The exercise: Repeat exactly the lines from the line containing "Extract all readable text from this page." through the last line of the records below, inclusive, and nothing else.

Task inputs:

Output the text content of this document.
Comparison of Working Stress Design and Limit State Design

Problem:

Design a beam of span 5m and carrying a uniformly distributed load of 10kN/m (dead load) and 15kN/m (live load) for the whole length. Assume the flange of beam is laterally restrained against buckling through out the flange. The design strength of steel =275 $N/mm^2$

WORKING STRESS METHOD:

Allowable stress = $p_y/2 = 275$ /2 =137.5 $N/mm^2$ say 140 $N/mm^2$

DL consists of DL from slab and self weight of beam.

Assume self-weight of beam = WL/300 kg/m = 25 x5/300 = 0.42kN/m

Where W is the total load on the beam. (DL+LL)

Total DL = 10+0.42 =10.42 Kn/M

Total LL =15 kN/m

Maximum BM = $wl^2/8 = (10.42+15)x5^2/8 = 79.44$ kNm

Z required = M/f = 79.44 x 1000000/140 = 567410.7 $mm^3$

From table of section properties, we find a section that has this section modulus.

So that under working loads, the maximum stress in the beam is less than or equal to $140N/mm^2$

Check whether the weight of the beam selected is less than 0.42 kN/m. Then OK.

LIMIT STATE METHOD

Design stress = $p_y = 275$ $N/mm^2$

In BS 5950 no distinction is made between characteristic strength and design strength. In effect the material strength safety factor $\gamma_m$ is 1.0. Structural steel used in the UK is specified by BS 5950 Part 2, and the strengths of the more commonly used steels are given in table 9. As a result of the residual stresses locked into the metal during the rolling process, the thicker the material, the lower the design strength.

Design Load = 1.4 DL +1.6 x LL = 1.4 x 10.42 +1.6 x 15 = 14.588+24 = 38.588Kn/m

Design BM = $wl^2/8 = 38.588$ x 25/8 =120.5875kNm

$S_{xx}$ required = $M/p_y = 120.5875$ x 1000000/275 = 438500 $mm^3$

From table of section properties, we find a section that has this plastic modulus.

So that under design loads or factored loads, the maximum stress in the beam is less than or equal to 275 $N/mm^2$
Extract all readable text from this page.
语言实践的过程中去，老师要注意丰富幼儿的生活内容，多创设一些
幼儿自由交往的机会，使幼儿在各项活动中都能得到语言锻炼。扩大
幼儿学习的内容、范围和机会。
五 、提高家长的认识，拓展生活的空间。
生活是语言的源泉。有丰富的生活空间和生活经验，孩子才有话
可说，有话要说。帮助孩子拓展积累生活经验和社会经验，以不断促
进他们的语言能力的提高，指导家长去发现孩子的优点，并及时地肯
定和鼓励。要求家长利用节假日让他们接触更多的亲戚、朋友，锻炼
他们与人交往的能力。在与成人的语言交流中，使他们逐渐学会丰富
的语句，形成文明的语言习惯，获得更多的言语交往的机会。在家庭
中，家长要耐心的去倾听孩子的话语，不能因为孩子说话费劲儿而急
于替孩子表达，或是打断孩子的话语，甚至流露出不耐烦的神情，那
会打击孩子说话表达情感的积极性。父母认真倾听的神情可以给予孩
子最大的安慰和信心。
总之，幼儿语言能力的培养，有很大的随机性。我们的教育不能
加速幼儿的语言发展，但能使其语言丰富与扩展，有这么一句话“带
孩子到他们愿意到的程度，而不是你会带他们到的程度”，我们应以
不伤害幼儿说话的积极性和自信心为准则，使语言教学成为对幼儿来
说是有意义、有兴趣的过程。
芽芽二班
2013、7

Response to the task:
Extract all readable text from this page.
语言实践的过程中去，老师要注意丰富幼儿的生活内容，多创设一些
幼儿自由交往的机会，使幼儿在各项活动中都能得到语言锻炼。扩大
幼儿学习的内容、范围和机会。
五 、提高家长的认识，拓展生活的空间。
生活是语言的源泉。有丰富的生活空间和生活经验，孩子才有话
可说，有话要说。帮助孩子拓展积累生活经验和社会经验，以不断促
进他们的语言能力的提高，指导家长去发现孩子的优点，并及时地肯
定和鼓励。要求家长利用节假日让他们接触更多的亲戚、朋友，锻炼
他们与人交往的能力。在与成人的语言交流中，使他们逐渐学会丰富
的语句，形成文明的语言习惯，获得更多的言语交往的机会。在家庭
中，家长要耐心的去倾听孩子的话语，不能因为孩子说话费劲儿而急
于替孩子表达，或是打断孩子的话语，甚至流露出不耐烦的神情，那
会打击孩子说话表达情感的积极性。父母认真倾听的神情可以给予孩
子最大的安慰和信心。
总之，幼儿语言能力的培养，有很大的随机性。我们的教育不能
加速幼儿的语言发展，但能使其语言丰富与扩展，有这么一句话“带
孩子到他们愿意到的程度，而不是你会带他们到的程度”，我们应以
不伤害幼儿说话的积极性和自信心为准则，使语言教学成为对幼儿来
说是有意义、有兴趣的过程。
芽芽二班
2013、7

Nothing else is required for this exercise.